Return every line of the material exactly.

------ Given records ------

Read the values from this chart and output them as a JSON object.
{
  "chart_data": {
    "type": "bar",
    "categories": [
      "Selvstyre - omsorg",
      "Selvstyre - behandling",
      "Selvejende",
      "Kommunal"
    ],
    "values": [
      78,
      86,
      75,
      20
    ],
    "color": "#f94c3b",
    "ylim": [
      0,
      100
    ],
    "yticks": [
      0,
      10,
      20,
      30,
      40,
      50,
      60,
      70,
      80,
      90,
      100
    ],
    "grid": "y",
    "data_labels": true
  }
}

------

Task output:
Read the values from this chart and output them as a JSON object.
{
  "chart_data": {
    "type": "bar",
    "categories": [
      "Selvstyre - omsorg",
      "Selvstyre - behandling",
      "Selvejende",
      "Kommunal"
    ],
    "values": [
      78,
      86,
      75,
      20
    ],
    "color": "#f94c3b",
    "ylim": [
      0,
      100
    ],
    "yticks": [
      0,
      10,
      20,
      30,
      40,
      50,
      60,
      70,
      80,
      90,
      100
    ],
    "grid": "y",
    "data_labels": true
  }
}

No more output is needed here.